begin Data in this exercise
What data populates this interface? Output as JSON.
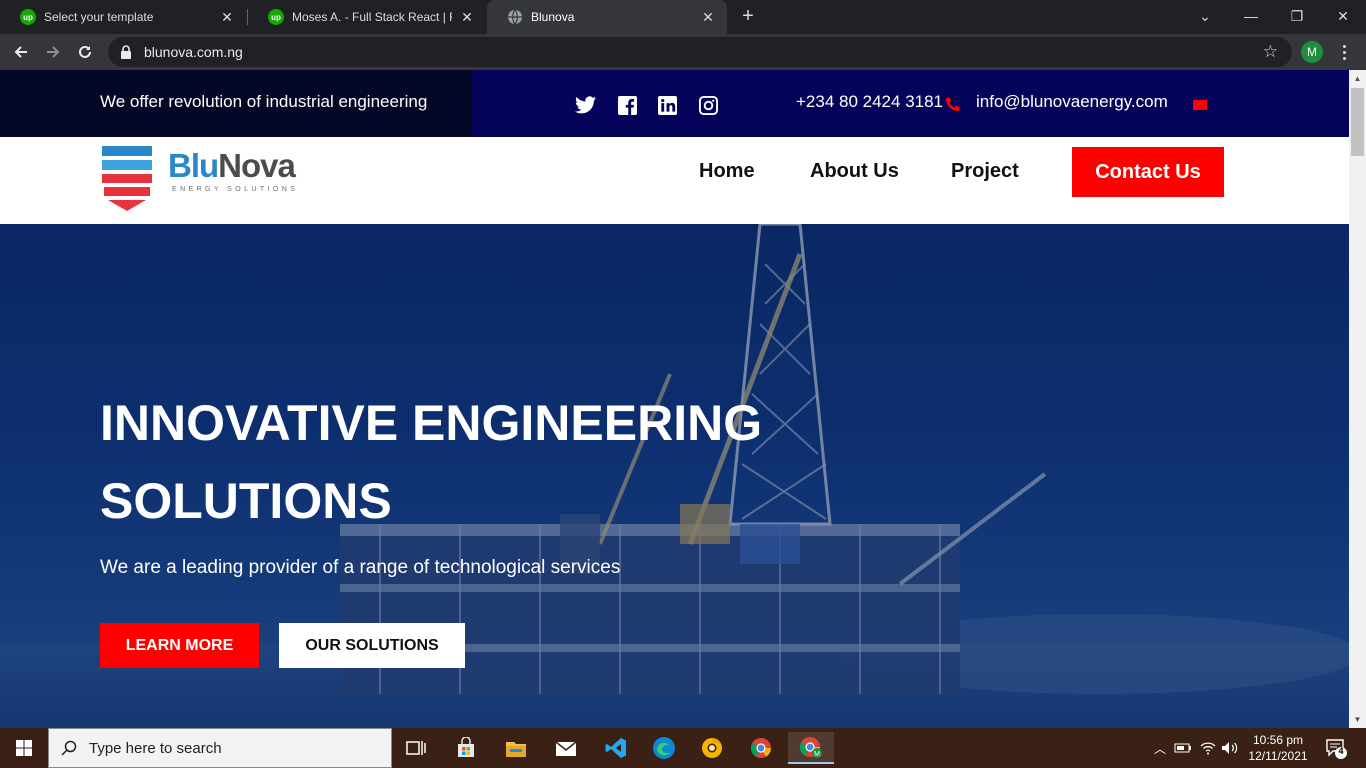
{
  "browser": {
    "tabs": [
      {
        "title": "Select your template",
        "icon": "upwork-icon"
      },
      {
        "title": "Moses A. - Full Stack React | Fireb",
        "icon": "upwork-icon"
      },
      {
        "title": "Blunova",
        "icon": "globe-icon",
        "active": true
      }
    ],
    "url": "blunova.com.ng",
    "profile_initial": "M"
  },
  "site": {
    "topbar": {
      "tagline": "We offer revolution of industrial engineering",
      "phone": "+234 80 2424 3181",
      "email": "info@blunovaenergy.com",
      "socials": [
        "twitter-icon",
        "facebook-icon",
        "linkedin-icon",
        "instagram-icon"
      ]
    },
    "logo": {
      "blu": "Blu",
      "nova": "Nova",
      "sub": "ENERGY SOLUTIONS"
    },
    "nav": {
      "home": "Home",
      "about": "About Us",
      "project": "Project",
      "contact": "Contact Us"
    },
    "hero": {
      "title_line1": "INNOVATIVE ENGINEERING",
      "title_line2": "SOLUTIONS",
      "subtitle": "We are a leading provider of a range of technological services",
      "learn_more": "LEARN MORE",
      "our_solutions": "OUR SOLUTIONS"
    }
  },
  "taskbar": {
    "search_placeholder": "Type here to search",
    "time": "10:56 pm",
    "date": "12/11/2021",
    "notification_count": "4"
  },
  "colors": {
    "accent_red": "#ff0000",
    "topbar_navy": "#06045a",
    "brand_blue": "#2a87c8"
  }
}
end Data in this exercise
> [Brief]
Only lines that contain the word "SOLUTIONS" are wanted; copy each of them.

> [Worked solution]
      "sub": "ENERGY SOLUTIONS"
      "title_line2": "SOLUTIONS",
      "our_solutions": "OUR SOLUTIONS"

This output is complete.